WHAT NEEDS TO BE DONE
Locate all lines with the word "وقال". Copy them.

━━ RAW RECORDS ━━

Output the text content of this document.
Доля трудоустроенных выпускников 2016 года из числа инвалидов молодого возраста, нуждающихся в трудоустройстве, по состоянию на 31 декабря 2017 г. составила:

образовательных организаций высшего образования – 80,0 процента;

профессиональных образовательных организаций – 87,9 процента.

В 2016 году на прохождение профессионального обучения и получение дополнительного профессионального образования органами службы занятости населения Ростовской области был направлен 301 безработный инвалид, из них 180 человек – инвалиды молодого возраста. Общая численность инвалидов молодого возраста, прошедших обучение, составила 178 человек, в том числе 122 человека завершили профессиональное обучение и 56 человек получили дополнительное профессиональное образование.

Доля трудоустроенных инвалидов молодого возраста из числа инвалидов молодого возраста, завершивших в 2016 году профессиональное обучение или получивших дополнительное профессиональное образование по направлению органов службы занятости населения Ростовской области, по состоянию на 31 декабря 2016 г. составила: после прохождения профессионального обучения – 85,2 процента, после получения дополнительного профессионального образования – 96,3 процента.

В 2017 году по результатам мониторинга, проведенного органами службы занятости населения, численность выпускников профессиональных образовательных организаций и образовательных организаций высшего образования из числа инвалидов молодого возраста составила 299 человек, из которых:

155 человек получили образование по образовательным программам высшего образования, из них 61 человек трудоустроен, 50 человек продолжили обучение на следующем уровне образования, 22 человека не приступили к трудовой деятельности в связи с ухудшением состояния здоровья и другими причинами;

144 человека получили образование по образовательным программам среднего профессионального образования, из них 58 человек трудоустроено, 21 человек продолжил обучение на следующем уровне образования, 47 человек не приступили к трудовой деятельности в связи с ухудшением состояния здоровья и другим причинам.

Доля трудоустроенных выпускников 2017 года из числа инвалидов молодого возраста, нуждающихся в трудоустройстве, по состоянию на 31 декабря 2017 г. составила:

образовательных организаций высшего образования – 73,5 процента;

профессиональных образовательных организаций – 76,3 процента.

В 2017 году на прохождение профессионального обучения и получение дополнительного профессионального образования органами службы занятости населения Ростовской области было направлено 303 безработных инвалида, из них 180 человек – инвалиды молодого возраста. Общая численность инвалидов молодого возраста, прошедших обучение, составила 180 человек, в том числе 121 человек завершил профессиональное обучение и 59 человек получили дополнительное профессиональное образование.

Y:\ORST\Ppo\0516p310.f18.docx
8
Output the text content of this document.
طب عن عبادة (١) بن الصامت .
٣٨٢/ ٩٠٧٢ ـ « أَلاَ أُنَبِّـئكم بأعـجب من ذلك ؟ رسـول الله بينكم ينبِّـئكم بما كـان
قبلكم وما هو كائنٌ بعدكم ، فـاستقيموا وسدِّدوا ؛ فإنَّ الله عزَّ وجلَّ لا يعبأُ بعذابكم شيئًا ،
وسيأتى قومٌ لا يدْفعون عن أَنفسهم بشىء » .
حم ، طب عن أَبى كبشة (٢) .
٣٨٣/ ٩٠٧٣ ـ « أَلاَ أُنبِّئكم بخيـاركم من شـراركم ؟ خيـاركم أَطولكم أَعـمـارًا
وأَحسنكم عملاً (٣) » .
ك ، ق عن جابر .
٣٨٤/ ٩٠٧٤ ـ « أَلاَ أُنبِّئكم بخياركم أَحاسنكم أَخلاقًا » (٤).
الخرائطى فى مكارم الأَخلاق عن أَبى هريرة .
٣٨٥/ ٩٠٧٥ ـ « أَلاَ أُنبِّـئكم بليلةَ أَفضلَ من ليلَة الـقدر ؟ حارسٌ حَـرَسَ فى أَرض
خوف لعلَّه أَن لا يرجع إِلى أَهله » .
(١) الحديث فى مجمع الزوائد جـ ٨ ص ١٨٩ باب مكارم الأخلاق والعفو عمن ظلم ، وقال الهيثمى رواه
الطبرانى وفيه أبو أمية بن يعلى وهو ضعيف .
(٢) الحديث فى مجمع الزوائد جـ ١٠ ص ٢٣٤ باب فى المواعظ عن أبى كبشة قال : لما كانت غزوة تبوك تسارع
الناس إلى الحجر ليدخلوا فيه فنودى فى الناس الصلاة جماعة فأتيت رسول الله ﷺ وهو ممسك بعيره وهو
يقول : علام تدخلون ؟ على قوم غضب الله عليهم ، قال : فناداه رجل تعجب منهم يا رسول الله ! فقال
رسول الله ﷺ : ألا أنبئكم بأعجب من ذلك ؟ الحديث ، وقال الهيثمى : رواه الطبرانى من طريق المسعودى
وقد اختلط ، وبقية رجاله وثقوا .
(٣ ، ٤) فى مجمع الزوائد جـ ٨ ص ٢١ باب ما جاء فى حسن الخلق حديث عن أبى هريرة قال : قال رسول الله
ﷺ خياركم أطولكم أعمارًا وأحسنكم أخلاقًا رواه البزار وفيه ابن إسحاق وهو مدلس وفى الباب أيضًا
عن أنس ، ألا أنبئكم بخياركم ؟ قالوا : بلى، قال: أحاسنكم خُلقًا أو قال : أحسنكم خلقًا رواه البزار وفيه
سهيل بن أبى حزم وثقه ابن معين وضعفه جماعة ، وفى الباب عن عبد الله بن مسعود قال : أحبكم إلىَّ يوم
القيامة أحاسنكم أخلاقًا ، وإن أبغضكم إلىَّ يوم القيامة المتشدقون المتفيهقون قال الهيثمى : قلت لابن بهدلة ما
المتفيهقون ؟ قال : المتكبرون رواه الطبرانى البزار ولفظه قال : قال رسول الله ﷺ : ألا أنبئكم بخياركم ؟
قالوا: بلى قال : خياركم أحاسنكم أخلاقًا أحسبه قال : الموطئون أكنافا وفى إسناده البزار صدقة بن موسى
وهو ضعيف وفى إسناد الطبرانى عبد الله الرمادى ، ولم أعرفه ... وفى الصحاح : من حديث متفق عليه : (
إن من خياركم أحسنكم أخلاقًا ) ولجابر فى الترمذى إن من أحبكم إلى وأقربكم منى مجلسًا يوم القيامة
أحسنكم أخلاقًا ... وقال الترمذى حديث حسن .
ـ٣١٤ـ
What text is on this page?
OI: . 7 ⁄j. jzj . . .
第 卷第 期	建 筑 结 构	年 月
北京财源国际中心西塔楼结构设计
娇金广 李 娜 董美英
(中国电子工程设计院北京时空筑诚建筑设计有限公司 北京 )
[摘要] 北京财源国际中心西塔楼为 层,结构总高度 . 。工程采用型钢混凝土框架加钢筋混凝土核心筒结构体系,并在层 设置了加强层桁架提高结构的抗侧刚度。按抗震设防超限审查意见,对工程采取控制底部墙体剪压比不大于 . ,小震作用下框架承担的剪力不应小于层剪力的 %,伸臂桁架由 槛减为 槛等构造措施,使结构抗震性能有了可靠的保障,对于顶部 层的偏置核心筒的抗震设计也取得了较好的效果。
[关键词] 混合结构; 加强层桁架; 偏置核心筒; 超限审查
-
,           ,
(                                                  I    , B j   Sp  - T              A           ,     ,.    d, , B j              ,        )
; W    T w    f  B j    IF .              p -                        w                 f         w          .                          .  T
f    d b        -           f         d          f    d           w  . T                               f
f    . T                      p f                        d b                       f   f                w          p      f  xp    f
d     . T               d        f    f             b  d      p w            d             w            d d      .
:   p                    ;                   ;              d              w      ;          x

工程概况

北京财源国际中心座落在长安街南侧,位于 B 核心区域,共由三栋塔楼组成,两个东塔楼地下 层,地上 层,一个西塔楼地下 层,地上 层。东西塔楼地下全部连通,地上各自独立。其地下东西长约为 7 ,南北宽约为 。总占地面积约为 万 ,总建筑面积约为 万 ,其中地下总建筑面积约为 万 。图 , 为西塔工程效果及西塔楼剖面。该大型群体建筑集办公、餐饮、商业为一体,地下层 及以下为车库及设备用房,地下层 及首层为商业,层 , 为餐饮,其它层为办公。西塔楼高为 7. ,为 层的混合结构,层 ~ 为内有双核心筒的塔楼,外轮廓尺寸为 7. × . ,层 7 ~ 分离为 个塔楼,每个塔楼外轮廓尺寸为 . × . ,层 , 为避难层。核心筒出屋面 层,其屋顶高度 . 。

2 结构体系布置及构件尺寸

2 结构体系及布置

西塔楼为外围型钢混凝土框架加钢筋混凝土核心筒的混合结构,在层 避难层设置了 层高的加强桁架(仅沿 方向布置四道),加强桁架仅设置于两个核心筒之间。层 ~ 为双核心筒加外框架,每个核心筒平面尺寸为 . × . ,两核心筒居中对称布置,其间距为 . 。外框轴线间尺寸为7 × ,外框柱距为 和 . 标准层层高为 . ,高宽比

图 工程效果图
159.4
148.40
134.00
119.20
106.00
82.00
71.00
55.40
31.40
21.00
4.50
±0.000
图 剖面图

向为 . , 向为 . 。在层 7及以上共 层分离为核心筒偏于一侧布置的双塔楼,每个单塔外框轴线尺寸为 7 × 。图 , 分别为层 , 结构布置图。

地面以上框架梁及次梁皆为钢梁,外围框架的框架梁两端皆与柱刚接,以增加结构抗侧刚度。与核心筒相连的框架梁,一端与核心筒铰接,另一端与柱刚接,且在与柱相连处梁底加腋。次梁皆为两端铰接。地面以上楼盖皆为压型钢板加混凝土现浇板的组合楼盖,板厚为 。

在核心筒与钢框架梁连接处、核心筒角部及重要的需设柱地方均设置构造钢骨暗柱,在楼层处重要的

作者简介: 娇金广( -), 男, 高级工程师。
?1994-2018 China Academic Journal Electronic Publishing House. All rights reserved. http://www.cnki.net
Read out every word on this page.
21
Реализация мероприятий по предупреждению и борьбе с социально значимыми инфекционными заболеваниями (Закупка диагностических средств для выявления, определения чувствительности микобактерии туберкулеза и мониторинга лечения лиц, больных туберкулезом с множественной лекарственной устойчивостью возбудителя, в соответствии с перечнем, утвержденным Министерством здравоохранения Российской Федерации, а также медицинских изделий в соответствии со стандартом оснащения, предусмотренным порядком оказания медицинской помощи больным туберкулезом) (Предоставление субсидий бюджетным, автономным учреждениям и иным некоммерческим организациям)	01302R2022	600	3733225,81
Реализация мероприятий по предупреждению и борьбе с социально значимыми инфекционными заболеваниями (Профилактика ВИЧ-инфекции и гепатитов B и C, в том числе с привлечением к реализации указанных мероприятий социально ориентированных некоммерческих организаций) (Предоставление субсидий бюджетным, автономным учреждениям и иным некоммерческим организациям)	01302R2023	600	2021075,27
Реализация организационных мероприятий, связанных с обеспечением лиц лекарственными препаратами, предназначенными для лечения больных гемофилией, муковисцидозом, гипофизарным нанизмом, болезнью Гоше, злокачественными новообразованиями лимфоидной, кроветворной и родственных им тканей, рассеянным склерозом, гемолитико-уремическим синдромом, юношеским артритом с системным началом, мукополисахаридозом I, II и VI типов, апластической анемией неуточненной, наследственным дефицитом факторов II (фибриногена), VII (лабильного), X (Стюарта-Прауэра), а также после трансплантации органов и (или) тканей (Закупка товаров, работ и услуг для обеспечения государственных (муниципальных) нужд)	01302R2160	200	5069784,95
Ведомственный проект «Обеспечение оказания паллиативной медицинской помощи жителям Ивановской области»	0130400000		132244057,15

━━━

CORRECT ANSWER
(١) الحديث فى مجمع الزوائد جـ ٨ ص ١٨٩ باب مكارم الأخلاق والعفو عمن ظلم ، وقال الهيثمى رواه
رسول الله ﷺ : ألا أنبئكم بأعجب من ذلك ؟ الحديث ، وقال الهيثمى : رواه الطبرانى من طريق المسعودى
أحسنكم أخلاقًا ... وقال الترمذى حديث حسن .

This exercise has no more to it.